== Provided records ==
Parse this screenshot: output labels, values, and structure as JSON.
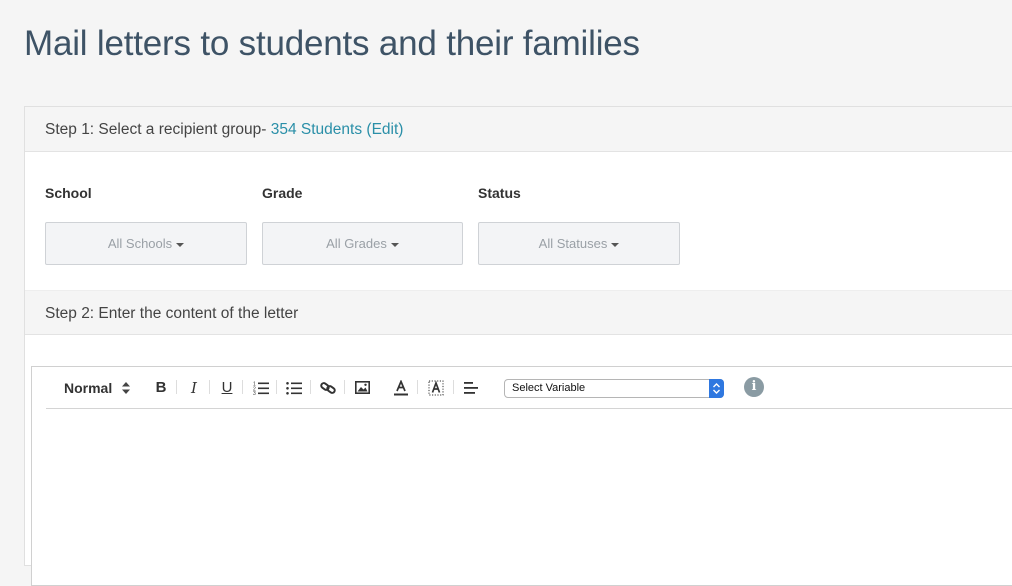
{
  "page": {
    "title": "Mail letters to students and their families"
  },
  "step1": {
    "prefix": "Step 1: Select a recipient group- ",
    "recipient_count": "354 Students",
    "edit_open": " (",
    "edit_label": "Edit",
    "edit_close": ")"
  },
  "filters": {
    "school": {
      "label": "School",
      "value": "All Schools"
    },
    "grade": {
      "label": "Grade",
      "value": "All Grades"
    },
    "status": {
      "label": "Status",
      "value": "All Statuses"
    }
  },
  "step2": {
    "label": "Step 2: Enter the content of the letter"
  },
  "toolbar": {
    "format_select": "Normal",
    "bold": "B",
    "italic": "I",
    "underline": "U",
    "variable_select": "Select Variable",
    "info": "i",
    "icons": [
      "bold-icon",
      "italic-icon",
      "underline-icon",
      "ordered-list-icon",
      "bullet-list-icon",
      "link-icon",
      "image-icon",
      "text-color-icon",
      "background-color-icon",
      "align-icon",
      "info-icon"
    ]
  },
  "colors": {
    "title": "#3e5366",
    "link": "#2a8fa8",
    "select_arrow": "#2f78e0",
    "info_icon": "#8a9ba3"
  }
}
===
== Provided records ==
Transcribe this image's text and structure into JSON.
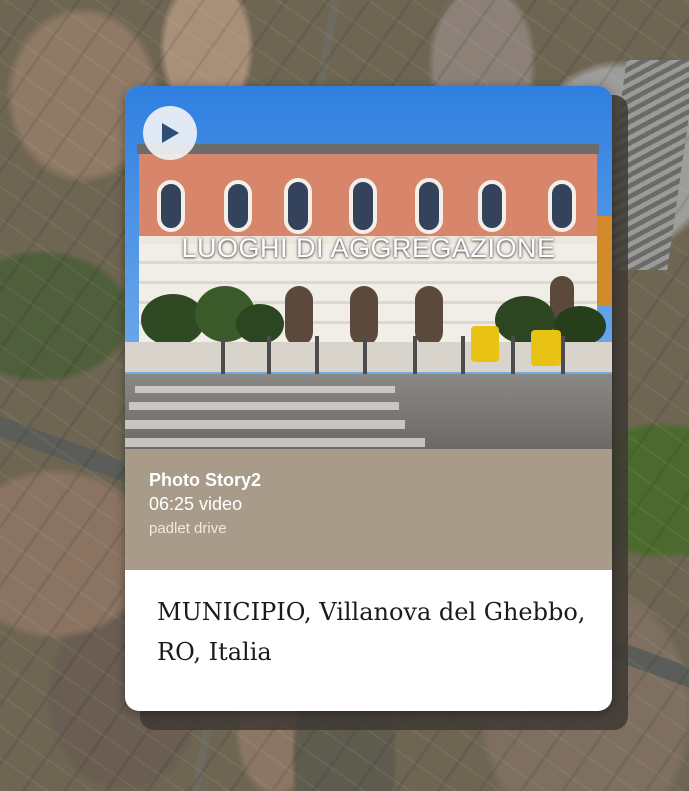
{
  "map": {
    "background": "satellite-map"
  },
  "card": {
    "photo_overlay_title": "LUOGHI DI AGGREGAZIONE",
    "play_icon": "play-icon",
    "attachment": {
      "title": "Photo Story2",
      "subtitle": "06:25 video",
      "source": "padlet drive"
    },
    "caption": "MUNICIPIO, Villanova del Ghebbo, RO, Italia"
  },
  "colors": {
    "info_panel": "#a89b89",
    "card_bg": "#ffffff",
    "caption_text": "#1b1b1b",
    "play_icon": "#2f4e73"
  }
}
===
== Provided records ==
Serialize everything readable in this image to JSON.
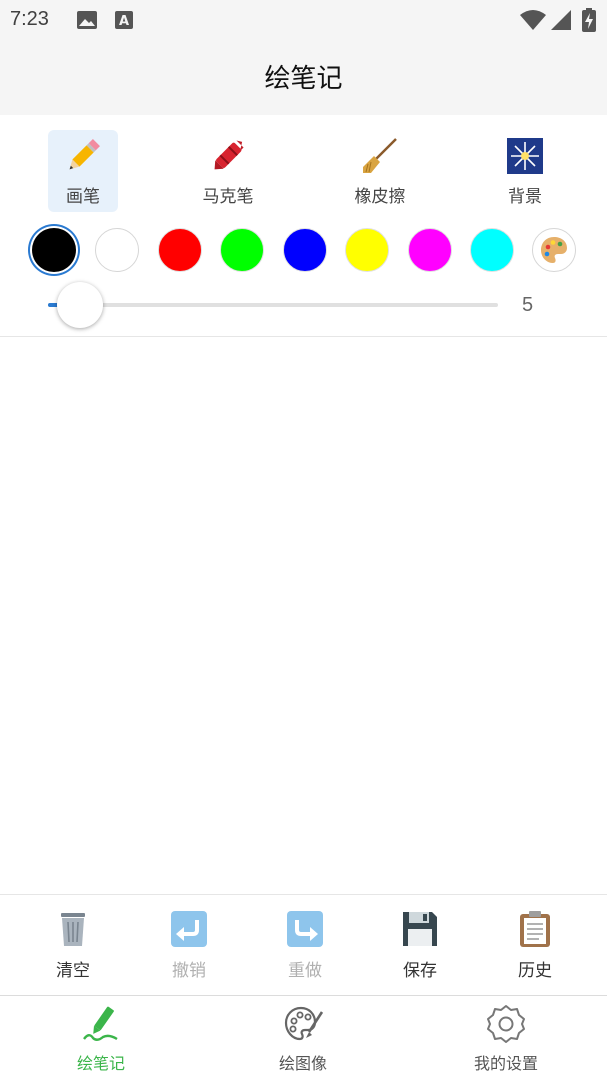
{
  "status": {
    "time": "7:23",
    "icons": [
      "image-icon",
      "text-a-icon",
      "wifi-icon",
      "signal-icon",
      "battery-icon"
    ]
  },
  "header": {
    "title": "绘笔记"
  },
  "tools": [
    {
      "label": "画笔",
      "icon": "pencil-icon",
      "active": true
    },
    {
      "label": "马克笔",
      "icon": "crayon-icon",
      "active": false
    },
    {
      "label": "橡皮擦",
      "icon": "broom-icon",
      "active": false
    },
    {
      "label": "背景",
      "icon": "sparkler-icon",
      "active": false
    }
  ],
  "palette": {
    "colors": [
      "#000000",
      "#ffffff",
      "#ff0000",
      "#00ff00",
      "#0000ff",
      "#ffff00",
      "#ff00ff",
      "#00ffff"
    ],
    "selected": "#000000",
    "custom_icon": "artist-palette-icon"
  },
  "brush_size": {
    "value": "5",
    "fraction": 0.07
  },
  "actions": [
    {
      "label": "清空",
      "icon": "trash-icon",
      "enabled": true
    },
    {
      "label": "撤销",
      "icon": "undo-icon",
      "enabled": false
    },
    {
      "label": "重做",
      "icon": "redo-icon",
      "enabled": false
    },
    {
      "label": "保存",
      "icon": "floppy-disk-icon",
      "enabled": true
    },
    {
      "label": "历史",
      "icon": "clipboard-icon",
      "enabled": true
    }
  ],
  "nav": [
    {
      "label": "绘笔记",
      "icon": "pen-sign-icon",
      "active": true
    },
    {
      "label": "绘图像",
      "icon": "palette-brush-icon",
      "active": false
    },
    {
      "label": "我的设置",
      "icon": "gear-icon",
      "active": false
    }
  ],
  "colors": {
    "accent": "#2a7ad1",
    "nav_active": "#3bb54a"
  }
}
===
- _Your task_:
Pick out every line above that holds the word "palette" and copy it.

- _Output below_:
  "palette": {
    "custom_icon": "artist-palette-icon"
      "icon": "palette-brush-icon",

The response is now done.